Start of Records for this exercise
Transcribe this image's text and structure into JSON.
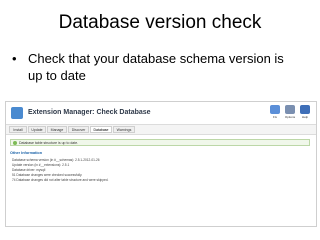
{
  "slide": {
    "title": "Database version check",
    "bullet_symbol": "•",
    "bullet": "Check that your database schema version is up to date"
  },
  "app": {
    "window_title": "Extension Manager: Check Database",
    "toolbar": [
      {
        "label": "Fix",
        "color": "#5b8fd8",
        "icon": "fix-icon"
      },
      {
        "label": "Options",
        "color": "#7a8fb0",
        "icon": "options-icon"
      },
      {
        "label": "Help",
        "color": "#3f6fb8",
        "icon": "help-icon"
      }
    ],
    "tabs": [
      "Install",
      "Update",
      "Manage",
      "Discover",
      "Database",
      "Warnings"
    ],
    "active_tab": "Database",
    "message": "Database table structure is up to date.",
    "info_heading": "Other Information",
    "info_lines": [
      "Database schema version (in #__schemas): 2.5.1-2012-01-26",
      "Update version (in #__extensions): 2.5.1",
      "Database driver: mysqli",
      "51 Database changes were checked successfully.",
      "74 Database changes did not alter table structure and were skipped."
    ]
  }
}
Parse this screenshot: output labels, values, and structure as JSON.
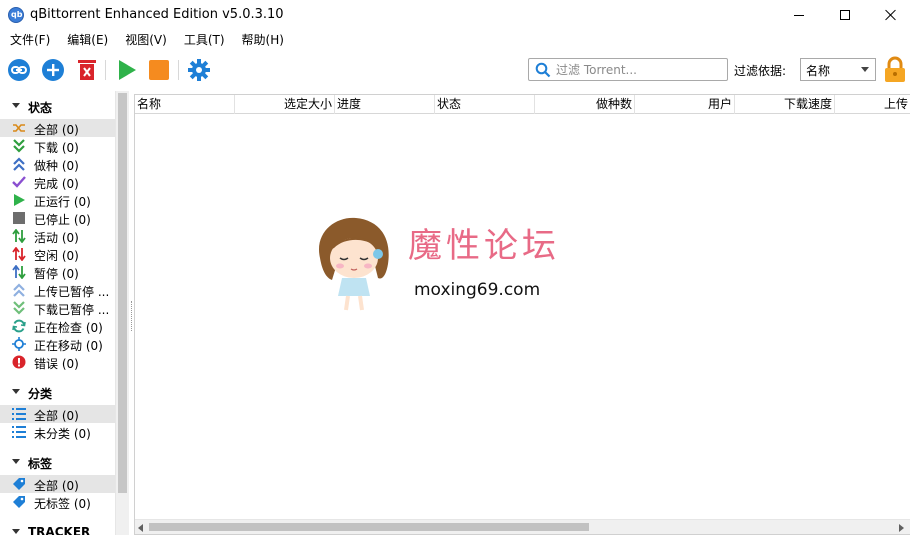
{
  "window": {
    "title": "qBittorrent Enhanced Edition v5.0.3.10"
  },
  "menubar": {
    "items": [
      "文件(F)",
      "编辑(E)",
      "视图(V)",
      "工具(T)",
      "帮助(H)"
    ]
  },
  "toolbar": {
    "search_placeholder": "过滤 Torrent...",
    "filter_label": "过滤依据:",
    "filter_value": "名称",
    "icons": [
      "add-link-icon",
      "add-torrent-icon",
      "delete-torrent-icon",
      "start-icon",
      "stop-icon",
      "options-icon",
      "lock-icon"
    ]
  },
  "sidebar": {
    "sections": {
      "status": "状态",
      "categories": "分类",
      "tags": "标签",
      "trackers": "TRACKER"
    },
    "status_items": [
      {
        "label": "全部 (0)",
        "icon": "shuffle-icon"
      },
      {
        "label": "下载 (0)",
        "icon": "download-icon"
      },
      {
        "label": "做种 (0)",
        "icon": "seeding-icon"
      },
      {
        "label": "完成 (0)",
        "icon": "checkmark-icon"
      },
      {
        "label": "正运行 (0)",
        "icon": "running-icon"
      },
      {
        "label": "已停止 (0)",
        "icon": "stopped-icon"
      },
      {
        "label": "活动 (0)",
        "icon": "active-icon"
      },
      {
        "label": "空闲 (0)",
        "icon": "inactive-icon"
      },
      {
        "label": "暂停 (0)",
        "icon": "stalled-icon"
      },
      {
        "label": "上传已暂停 ...",
        "icon": "upload-stalled-icon"
      },
      {
        "label": "下载已暂停 ...",
        "icon": "download-stalled-icon"
      },
      {
        "label": "正在检查 (0)",
        "icon": "checking-icon"
      },
      {
        "label": "正在移动 (0)",
        "icon": "moving-icon"
      },
      {
        "label": "错误 (0)",
        "icon": "error-icon"
      }
    ],
    "category_items": [
      {
        "label": "全部 (0)",
        "icon": "list-icon"
      },
      {
        "label": "未分类 (0)",
        "icon": "list-icon"
      }
    ],
    "tag_items": [
      {
        "label": "全部 (0)",
        "icon": "tag-icon"
      },
      {
        "label": "无标签 (0)",
        "icon": "tag-icon"
      }
    ]
  },
  "table": {
    "columns": [
      "名称",
      "选定大小",
      "进度",
      "状态",
      "做种数",
      "用户",
      "下载速度",
      "上传"
    ]
  },
  "watermark": {
    "title": "魔性论坛",
    "url": "moxing69.com"
  },
  "colors": {
    "accent_blue": "#1e7fd6",
    "green": "#2fb24a",
    "red": "#d9242b",
    "orange": "#f58b1f",
    "watermark_pink": "#e86a86"
  }
}
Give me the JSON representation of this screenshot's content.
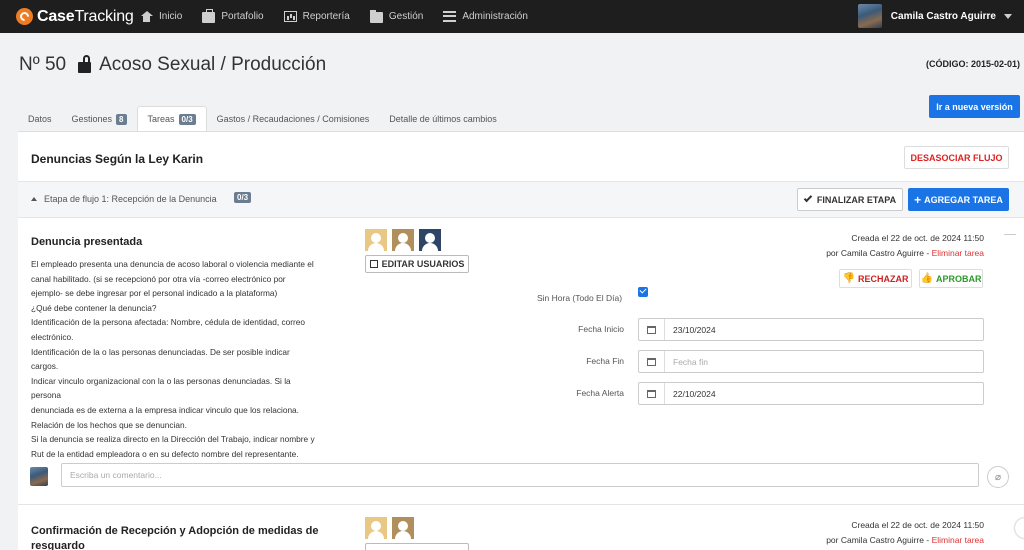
End of Records for this exercise
Reproduce all entries without any change, and omit the pictures.

Transcribe this image's text and structure into JSON.
{
  "slide": {
    "title": "Database version check",
    "bullet_symbol": "•",
    "bullet": "Check that your database schema version is up to date"
  },
  "app": {
    "window_title": "Extension Manager: Check Database",
    "toolbar": [
      {
        "label": "Fix",
        "color": "#5b8fd8",
        "icon": "fix-icon"
      },
      {
        "label": "Options",
        "color": "#7a8fb0",
        "icon": "options-icon"
      },
      {
        "label": "Help",
        "color": "#3f6fb8",
        "icon": "help-icon"
      }
    ],
    "tabs": [
      "Install",
      "Update",
      "Manage",
      "Discover",
      "Database",
      "Warnings"
    ],
    "active_tab": "Database",
    "message": "Database table structure is up to date.",
    "info_heading": "Other Information",
    "info_lines": [
      "Database schema version (in #__schemas): 2.5.1-2012-01-26",
      "Update version (in #__extensions): 2.5.1",
      "Database driver: mysqli",
      "51 Database changes were checked successfully.",
      "74 Database changes did not alter table structure and were skipped."
    ]
  }
}
Parse this screenshot: output labels, values, and structure as JSON.
{
  "window": {
    "title": "qBittorrent Enhanced Edition v5.0.3.10"
  },
  "menubar": {
    "items": [
      "文件(F)",
      "编辑(E)",
      "视图(V)",
      "工具(T)",
      "帮助(H)"
    ]
  },
  "toolbar": {
    "search_placeholder": "过滤 Torrent...",
    "filter_label": "过滤依据:",
    "filter_value": "名称",
    "icons": [
      "add-link-icon",
      "add-torrent-icon",
      "delete-torrent-icon",
      "start-icon",
      "stop-icon",
      "options-icon",
      "lock-icon"
    ]
  },
  "sidebar": {
    "sections": {
      "status": "状态",
      "categories": "分类",
      "tags": "标签",
      "trackers": "TRACKER"
    },
    "status_items": [
      {
        "label": "全部 (0)",
        "icon": "shuffle-icon"
      },
      {
        "label": "下载 (0)",
        "icon": "download-icon"
      },
      {
        "label": "做种 (0)",
        "icon": "seeding-icon"
      },
      {
        "label": "完成 (0)",
        "icon": "checkmark-icon"
      },
      {
        "label": "正运行 (0)",
        "icon": "running-icon"
      },
      {
        "label": "已停止 (0)",
        "icon": "stopped-icon"
      },
      {
        "label": "活动 (0)",
        "icon": "active-icon"
      },
      {
        "label": "空闲 (0)",
        "icon": "inactive-icon"
      },
      {
        "label": "暂停 (0)",
        "icon": "stalled-icon"
      },
      {
        "label": "上传已暂停 ...",
        "icon": "upload-stalled-icon"
      },
      {
        "label": "下载已暂停 ...",
        "icon": "download-stalled-icon"
      },
      {
        "label": "正在检查 (0)",
        "icon": "checking-icon"
      },
      {
        "label": "正在移动 (0)",
        "icon": "moving-icon"
      },
      {
        "label": "错误 (0)",
        "icon": "error-icon"
      }
    ],
    "category_items": [
      {
        "label": "全部 (0)",
        "icon": "list-icon"
      },
      {
        "label": "未分类 (0)",
        "icon": "list-icon"
      }
    ],
    "tag_items": [
      {
        "label": "全部 (0)",
        "icon": "tag-icon"
      },
      {
        "label": "无标签 (0)",
        "icon": "tag-icon"
      }
    ]
  },
  "table": {
    "columns": [
      "名称",
      "选定大小",
      "进度",
      "状态",
      "做种数",
      "用户",
      "下载速度",
      "上传"
    ]
  },
  "watermark": {
    "title": "魔性论坛",
    "url": "moxing69.com"
  },
  "colors": {
    "accent_blue": "#1e7fd6",
    "green": "#2fb24a",
    "red": "#d9242b",
    "orange": "#f58b1f",
    "watermark_pink": "#e86a86"
  }
}
Give me the JSON representation of this screenshot's content.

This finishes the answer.